Written problem
Transcribe the full listing below exactly.

── Data lines

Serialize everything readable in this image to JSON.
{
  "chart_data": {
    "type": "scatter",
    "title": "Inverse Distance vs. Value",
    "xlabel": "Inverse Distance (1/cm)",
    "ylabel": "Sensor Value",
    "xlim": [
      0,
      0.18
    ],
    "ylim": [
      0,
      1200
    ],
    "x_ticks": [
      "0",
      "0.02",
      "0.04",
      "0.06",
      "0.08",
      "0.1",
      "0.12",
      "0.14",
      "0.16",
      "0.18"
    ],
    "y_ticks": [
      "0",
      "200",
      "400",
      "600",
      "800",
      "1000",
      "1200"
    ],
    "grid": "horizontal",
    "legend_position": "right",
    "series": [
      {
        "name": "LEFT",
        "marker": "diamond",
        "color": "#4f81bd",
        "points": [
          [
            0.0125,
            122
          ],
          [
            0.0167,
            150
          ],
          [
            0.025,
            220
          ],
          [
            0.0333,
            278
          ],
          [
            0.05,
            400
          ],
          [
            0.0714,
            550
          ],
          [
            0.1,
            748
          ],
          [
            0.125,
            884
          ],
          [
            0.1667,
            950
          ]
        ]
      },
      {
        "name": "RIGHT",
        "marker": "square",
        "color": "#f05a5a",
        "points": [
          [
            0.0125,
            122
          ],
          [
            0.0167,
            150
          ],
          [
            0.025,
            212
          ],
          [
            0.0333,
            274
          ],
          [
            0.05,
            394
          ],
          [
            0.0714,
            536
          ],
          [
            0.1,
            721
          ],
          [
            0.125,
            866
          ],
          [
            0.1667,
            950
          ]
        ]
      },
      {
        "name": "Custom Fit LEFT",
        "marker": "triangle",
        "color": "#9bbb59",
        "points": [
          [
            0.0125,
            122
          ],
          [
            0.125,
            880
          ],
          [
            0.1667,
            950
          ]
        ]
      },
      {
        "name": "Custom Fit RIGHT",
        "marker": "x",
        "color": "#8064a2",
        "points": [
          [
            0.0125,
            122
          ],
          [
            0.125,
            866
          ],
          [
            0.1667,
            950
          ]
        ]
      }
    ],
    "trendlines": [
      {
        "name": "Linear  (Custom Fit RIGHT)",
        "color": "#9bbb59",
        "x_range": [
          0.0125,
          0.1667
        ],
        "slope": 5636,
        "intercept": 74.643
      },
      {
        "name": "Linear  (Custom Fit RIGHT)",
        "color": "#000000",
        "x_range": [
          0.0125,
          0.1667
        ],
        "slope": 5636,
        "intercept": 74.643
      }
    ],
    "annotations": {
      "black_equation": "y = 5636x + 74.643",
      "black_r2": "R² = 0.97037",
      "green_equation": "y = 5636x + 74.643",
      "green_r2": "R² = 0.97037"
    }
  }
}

────

Task response
Serialize everything readable in this image to JSON.
{
  "chart_data": {
    "type": "scatter",
    "title": "Inverse Distance vs. Value",
    "xlabel": "Inverse Distance (1/cm)",
    "ylabel": "Sensor Value",
    "xlim": [
      0,
      0.18
    ],
    "ylim": [
      0,
      1200
    ],
    "x_ticks": [
      "0",
      "0.02",
      "0.04",
      "0.06",
      "0.08",
      "0.1",
      "0.12",
      "0.14",
      "0.16",
      "0.18"
    ],
    "y_ticks": [
      "0",
      "200",
      "400",
      "600",
      "800",
      "1000",
      "1200"
    ],
    "grid": "horizontal",
    "legend_position": "right",
    "series": [
      {
        "name": "LEFT",
        "marker": "diamond",
        "color": "#4f81bd",
        "points": [
          [
            0.0125,
            122
          ],
          [
            0.0167,
            150
          ],
          [
            0.025,
            220
          ],
          [
            0.0333,
            278
          ],
          [
            0.05,
            400
          ],
          [
            0.0714,
            550
          ],
          [
            0.1,
            748
          ],
          [
            0.125,
            884
          ],
          [
            0.1667,
            950
          ]
        ]
      },
      {
        "name": "RIGHT",
        "marker": "square",
        "color": "#f05a5a",
        "points": [
          [
            0.0125,
            122
          ],
          [
            0.0167,
            150
          ],
          [
            0.025,
            212
          ],
          [
            0.0333,
            274
          ],
          [
            0.05,
            394
          ],
          [
            0.0714,
            536
          ],
          [
            0.1,
            721
          ],
          [
            0.125,
            866
          ],
          [
            0.1667,
            950
          ]
        ]
      },
      {
        "name": "Custom Fit LEFT",
        "marker": "triangle",
        "color": "#9bbb59",
        "points": [
          [
            0.0125,
            122
          ],
          [
            0.125,
            880
          ],
          [
            0.1667,
            950
          ]
        ]
      },
      {
        "name": "Custom Fit RIGHT",
        "marker": "x",
        "color": "#8064a2",
        "points": [
          [
            0.0125,
            122
          ],
          [
            0.125,
            866
          ],
          [
            0.1667,
            950
          ]
        ]
      }
    ],
    "trendlines": [
      {
        "name": "Linear  (Custom Fit RIGHT)",
        "color": "#9bbb59",
        "x_range": [
          0.0125,
          0.1667
        ],
        "slope": 5636,
        "intercept": 74.643
      },
      {
        "name": "Linear  (Custom Fit RIGHT)",
        "color": "#000000",
        "x_range": [
          0.0125,
          0.1667
        ],
        "slope": 5636,
        "intercept": 74.643
      }
    ],
    "annotations": {
      "black_equation": "y = 5636x + 74.643",
      "black_r2": "R² = 0.97037",
      "green_equation": "y = 5636x + 74.643",
      "green_r2": "R² = 0.97037"
    }
  }
}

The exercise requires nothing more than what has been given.